• Work to do
Could you extract every entry below and reproduce it exactly?

• Data extract
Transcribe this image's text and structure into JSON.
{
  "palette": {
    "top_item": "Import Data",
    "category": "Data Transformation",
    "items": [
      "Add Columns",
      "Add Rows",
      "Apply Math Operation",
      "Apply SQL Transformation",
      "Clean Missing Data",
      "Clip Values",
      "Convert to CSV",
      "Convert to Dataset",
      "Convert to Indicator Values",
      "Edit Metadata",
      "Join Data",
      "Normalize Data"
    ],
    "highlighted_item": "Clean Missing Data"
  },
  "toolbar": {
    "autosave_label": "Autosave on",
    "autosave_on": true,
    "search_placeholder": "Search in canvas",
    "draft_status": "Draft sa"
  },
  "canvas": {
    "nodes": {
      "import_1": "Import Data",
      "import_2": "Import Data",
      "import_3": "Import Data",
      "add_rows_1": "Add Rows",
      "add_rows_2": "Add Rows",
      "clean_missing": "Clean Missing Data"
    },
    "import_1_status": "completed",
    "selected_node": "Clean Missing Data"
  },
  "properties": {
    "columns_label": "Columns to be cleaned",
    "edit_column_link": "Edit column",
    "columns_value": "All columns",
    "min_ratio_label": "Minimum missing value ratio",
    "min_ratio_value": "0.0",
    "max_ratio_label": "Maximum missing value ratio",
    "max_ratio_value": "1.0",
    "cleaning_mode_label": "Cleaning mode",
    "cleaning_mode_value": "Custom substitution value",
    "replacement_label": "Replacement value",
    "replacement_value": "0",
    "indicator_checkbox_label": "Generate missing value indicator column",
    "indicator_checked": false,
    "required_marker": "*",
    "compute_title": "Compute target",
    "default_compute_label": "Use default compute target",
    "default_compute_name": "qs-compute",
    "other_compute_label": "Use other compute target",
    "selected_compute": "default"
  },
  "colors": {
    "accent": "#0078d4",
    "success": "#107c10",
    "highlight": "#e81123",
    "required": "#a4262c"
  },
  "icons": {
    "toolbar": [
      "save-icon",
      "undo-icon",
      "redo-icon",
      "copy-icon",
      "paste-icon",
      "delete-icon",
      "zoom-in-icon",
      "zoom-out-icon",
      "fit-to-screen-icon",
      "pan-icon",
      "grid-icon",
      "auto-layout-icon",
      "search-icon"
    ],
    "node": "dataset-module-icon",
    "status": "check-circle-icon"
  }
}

• Written response
Transcribe this image's text and structure into JSON.
{
  "palette": {
    "top_item": "Import Data",
    "category": "Data Transformation",
    "items": [
      "Add Columns",
      "Add Rows",
      "Apply Math Operation",
      "Apply SQL Transformation",
      "Clean Missing Data",
      "Clip Values",
      "Convert to CSV",
      "Convert to Dataset",
      "Convert to Indicator Values",
      "Edit Metadata",
      "Join Data",
      "Normalize Data"
    ],
    "highlighted_item": "Clean Missing Data"
  },
  "toolbar": {
    "autosave_label": "Autosave on",
    "autosave_on": true,
    "search_placeholder": "Search in canvas",
    "draft_status": "Draft sa"
  },
  "canvas": {
    "nodes": {
      "import_1": "Import Data",
      "import_2": "Import Data",
      "import_3": "Import Data",
      "add_rows_1": "Add Rows",
      "add_rows_2": "Add Rows",
      "clean_missing": "Clean Missing Data"
    },
    "import_1_status": "completed",
    "selected_node": "Clean Missing Data"
  },
  "properties": {
    "columns_label": "Columns to be cleaned",
    "edit_column_link": "Edit column",
    "columns_value": "All columns",
    "min_ratio_label": "Minimum missing value ratio",
    "min_ratio_value": "0.0",
    "max_ratio_label": "Maximum missing value ratio",
    "max_ratio_value": "1.0",
    "cleaning_mode_label": "Cleaning mode",
    "cleaning_mode_value": "Custom substitution value",
    "replacement_label": "Replacement value",
    "replacement_value": "0",
    "indicator_checkbox_label": "Generate missing value indicator column",
    "indicator_checked": false,
    "required_marker": "*",
    "compute_title": "Compute target",
    "default_compute_label": "Use default compute target",
    "default_compute_name": "qs-compute",
    "other_compute_label": "Use other compute target",
    "selected_compute": "default"
  },
  "colors": {
    "accent": "#0078d4",
    "success": "#107c10",
    "highlight": "#e81123",
    "required": "#a4262c"
  },
  "icons": {
    "toolbar": [
      "save-icon",
      "undo-icon",
      "redo-icon",
      "copy-icon",
      "paste-icon",
      "delete-icon",
      "zoom-in-icon",
      "zoom-out-icon",
      "fit-to-screen-icon",
      "pan-icon",
      "grid-icon",
      "auto-layout-icon",
      "search-icon"
    ],
    "node": "dataset-module-icon",
    "status": "check-circle-icon"
  }
}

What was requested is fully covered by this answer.